Given entries
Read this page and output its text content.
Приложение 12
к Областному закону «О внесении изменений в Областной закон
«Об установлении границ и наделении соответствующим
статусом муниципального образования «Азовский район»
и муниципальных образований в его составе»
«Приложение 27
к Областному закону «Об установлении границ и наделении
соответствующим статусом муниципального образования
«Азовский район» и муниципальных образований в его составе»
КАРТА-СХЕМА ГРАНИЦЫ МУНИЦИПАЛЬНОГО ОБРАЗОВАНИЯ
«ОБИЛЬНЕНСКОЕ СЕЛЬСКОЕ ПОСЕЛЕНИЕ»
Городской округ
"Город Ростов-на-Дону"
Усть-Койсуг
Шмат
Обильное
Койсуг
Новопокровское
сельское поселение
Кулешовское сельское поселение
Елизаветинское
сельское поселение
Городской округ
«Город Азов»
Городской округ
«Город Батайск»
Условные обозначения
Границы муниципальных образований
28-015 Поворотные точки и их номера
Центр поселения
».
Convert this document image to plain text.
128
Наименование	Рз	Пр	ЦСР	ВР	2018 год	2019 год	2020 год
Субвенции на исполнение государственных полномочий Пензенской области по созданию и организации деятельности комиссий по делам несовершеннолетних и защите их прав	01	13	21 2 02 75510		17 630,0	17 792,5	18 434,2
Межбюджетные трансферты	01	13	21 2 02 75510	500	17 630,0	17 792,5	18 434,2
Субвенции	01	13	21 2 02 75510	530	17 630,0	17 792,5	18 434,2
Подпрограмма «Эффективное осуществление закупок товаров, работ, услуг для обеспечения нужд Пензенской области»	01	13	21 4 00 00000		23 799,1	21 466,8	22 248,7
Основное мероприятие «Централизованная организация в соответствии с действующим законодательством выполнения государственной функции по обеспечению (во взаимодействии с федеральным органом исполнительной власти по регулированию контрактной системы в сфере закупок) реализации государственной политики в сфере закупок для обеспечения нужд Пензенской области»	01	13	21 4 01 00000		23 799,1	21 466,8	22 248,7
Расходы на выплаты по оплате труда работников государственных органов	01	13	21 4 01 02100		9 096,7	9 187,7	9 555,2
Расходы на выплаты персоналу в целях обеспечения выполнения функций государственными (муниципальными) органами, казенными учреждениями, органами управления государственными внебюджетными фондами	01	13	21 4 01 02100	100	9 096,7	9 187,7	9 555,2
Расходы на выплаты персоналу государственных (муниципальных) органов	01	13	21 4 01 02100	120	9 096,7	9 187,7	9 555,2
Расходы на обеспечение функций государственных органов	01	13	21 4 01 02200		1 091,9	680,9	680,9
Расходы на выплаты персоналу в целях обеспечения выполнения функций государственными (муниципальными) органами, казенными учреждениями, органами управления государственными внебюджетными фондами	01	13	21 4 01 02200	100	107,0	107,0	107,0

Aim of the task
Each line of the listing above should be output exactly.

Result of the exercise
Read this page and output its text content.
Приложение 12
к Областному закону «О внесении изменений в Областной закон
«Об установлении границ и наделении соответствующим
статусом муниципального образования «Азовский район»
и муниципальных образований в его составе»
«Приложение 27
к Областному закону «Об установлении границ и наделении
соответствующим статусом муниципального образования
«Азовский район» и муниципальных образований в его составе»
КАРТА-СХЕМА ГРАНИЦЫ МУНИЦИПАЛЬНОГО ОБРАЗОВАНИЯ
«ОБИЛЬНЕНСКОЕ СЕЛЬСКОЕ ПОСЕЛЕНИЕ»
Городской округ
"Город Ростов-на-Дону"
Усть-Койсуг
Шмат
Обильное
Койсуг
Новопокровское
сельское поселение
Кулешовское сельское поселение
Елизаветинское
сельское поселение
Городской округ
«Город Азов»
Городской округ
«Город Батайск»
Условные обозначения
Границы муниципальных образований
28-015 Поворотные точки и их номера
Центр поселения
».
Convert this document image to plain text.
128
Наименование	Рз	Пр	ЦСР	ВР	2018 год	2019 год	2020 год
Субвенции на исполнение государственных полномочий Пензенской области по созданию и организации деятельности комиссий по делам несовершеннолетних и защите их прав	01	13	21 2 02 75510		17 630,0	17 792,5	18 434,2
Межбюджетные трансферты	01	13	21 2 02 75510	500	17 630,0	17 792,5	18 434,2
Субвенции	01	13	21 2 02 75510	530	17 630,0	17 792,5	18 434,2
Подпрограмма «Эффективное осуществление закупок товаров, работ, услуг для обеспечения нужд Пензенской области»	01	13	21 4 00 00000		23 799,1	21 466,8	22 248,7
Основное мероприятие «Централизованная организация в соответствии с действующим законодательством выполнения государственной функции по обеспечению (во взаимодействии с федеральным органом исполнительной власти по регулированию контрактной системы в сфере закупок) реализации государственной политики в сфере закупок для обеспечения нужд Пензенской области»	01	13	21 4 01 00000		23 799,1	21 466,8	22 248,7
Расходы на выплаты по оплате труда работников государственных органов	01	13	21 4 01 02100		9 096,7	9 187,7	9 555,2
Расходы на выплаты персоналу в целях обеспечения выполнения функций государственными (муниципальными) органами, казенными учреждениями, органами управления государственными внебюджетными фондами	01	13	21 4 01 02100	100	9 096,7	9 187,7	9 555,2
Расходы на выплаты персоналу государственных (муниципальных) органов	01	13	21 4 01 02100	120	9 096,7	9 187,7	9 555,2
Расходы на обеспечение функций государственных органов	01	13	21 4 01 02200		1 091,9	680,9	680,9
Расходы на выплаты персоналу в целях обеспечения выполнения функций государственными (муниципальными) органами, казенными учреждениями, органами управления государственными внебюджетными фондами	01	13	21 4 01 02200	100	107,0	107,0	107,0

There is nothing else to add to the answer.